*Records for processing*
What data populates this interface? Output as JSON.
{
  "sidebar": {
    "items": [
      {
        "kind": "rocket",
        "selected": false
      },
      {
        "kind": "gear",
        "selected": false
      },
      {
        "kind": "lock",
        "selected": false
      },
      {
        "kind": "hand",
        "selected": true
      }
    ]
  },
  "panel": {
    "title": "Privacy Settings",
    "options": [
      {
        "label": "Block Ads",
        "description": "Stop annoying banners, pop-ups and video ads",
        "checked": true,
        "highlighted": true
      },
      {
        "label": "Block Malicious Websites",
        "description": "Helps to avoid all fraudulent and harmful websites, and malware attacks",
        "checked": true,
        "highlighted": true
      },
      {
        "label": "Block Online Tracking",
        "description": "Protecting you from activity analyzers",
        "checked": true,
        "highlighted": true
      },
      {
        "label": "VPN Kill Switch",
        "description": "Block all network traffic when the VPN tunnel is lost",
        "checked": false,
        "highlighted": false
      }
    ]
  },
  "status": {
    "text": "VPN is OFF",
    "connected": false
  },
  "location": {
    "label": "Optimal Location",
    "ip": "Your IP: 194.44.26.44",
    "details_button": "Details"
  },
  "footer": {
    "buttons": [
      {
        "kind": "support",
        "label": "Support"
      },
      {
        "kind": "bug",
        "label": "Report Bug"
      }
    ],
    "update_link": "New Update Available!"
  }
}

*Goal of the exercise*
Repeat all of the records above exactly as they appear.

*Worked answer*
What data populates this interface? Output as JSON.
{
  "sidebar": {
    "items": [
      {
        "kind": "rocket",
        "selected": false
      },
      {
        "kind": "gear",
        "selected": false
      },
      {
        "kind": "lock",
        "selected": false
      },
      {
        "kind": "hand",
        "selected": true
      }
    ]
  },
  "panel": {
    "title": "Privacy Settings",
    "options": [
      {
        "label": "Block Ads",
        "description": "Stop annoying banners, pop-ups and video ads",
        "checked": true,
        "highlighted": true
      },
      {
        "label": "Block Malicious Websites",
        "description": "Helps to avoid all fraudulent and harmful websites, and malware attacks",
        "checked": true,
        "highlighted": true
      },
      {
        "label": "Block Online Tracking",
        "description": "Protecting you from activity analyzers",
        "checked": true,
        "highlighted": true
      },
      {
        "label": "VPN Kill Switch",
        "description": "Block all network traffic when the VPN tunnel is lost",
        "checked": false,
        "highlighted": false
      }
    ]
  },
  "status": {
    "text": "VPN is OFF",
    "connected": false
  },
  "location": {
    "label": "Optimal Location",
    "ip": "Your IP: 194.44.26.44",
    "details_button": "Details"
  },
  "footer": {
    "buttons": [
      {
        "kind": "support",
        "label": "Support"
      },
      {
        "kind": "bug",
        "label": "Report Bug"
      }
    ],
    "update_link": "New Update Available!"
  }
}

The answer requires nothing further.